## EXERCISE BRIEF
Filter the records for lines holding the string "title".

## Data entries
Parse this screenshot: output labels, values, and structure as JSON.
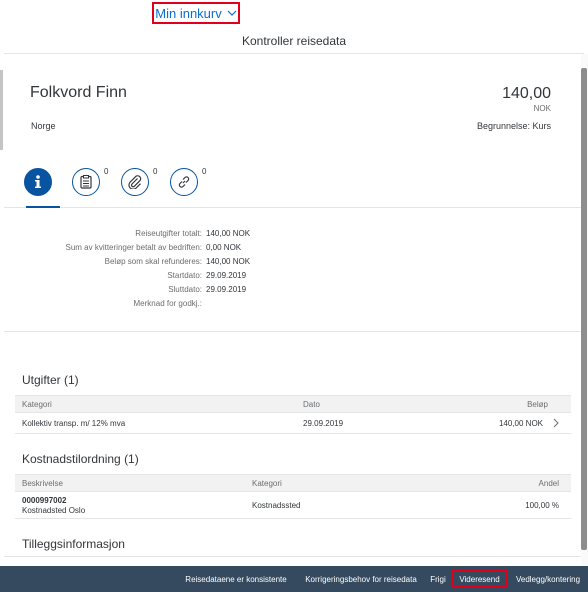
{
  "topbar": {
    "menu_label": "Min innkurv"
  },
  "header": {
    "title": "Kontroller reisedata"
  },
  "object": {
    "name": "Folkvord Finn",
    "amount": "140,00",
    "currency": "NOK",
    "country": "Norge",
    "reason": "Begrunnelse: Kurs"
  },
  "tabs": [
    {
      "icon": "info-icon",
      "count": ""
    },
    {
      "icon": "receipt-icon",
      "count": "0"
    },
    {
      "icon": "paperclip-icon",
      "count": "0"
    },
    {
      "icon": "link-icon",
      "count": "0"
    }
  ],
  "info": [
    {
      "label": "Reiseutgifter totalt:",
      "value": "140,00  NOK"
    },
    {
      "label": "Sum av kvitteringer betalt av bedriften:",
      "value": "0,00  NOK"
    },
    {
      "label": "Beløp som skal refunderes:",
      "value": "140,00  NOK"
    },
    {
      "label": "Startdato:",
      "value": "29.09.2019"
    },
    {
      "label": "Sluttdato:",
      "value": "29.09.2019"
    },
    {
      "label": "Merknad for godkj.:",
      "value": ""
    }
  ],
  "expenses": {
    "title": "Utgifter (1)",
    "columns": [
      "Kategori",
      "Dato",
      "Beløp"
    ],
    "rows": [
      {
        "category": "Kollektiv transp. m/ 12% mva",
        "date": "29.09.2019",
        "amount": "140,00  NOK"
      }
    ]
  },
  "cost_assignment": {
    "title": "Kostnadstilordning (1)",
    "columns": [
      "Beskrivelse",
      "Kategori",
      "Andel"
    ],
    "rows": [
      {
        "code": "0000997002",
        "description": "Kostnadsted Oslo",
        "category": "Kostnadssted",
        "share": "100,00 %"
      }
    ]
  },
  "additional": {
    "title": "Tilleggsinformasjon"
  },
  "footer": {
    "buttons": [
      "Reisedataene er konsistente",
      "Korrigeringsbehov for reisedata",
      "Frigi",
      "Videresend",
      "Vedlegg/kontering"
    ]
  },
  "colors": {
    "accent": "#0854a0",
    "footer_bg": "#354a5f",
    "highlight": "#e0001b"
  }
}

## FINISHED TASK
    "title": "Kontroller reisedata"
    "title": "Utgifter (1)",
    "title": "Kostnadstilordning (1)",
    "title": "Tilleggsinformasjon"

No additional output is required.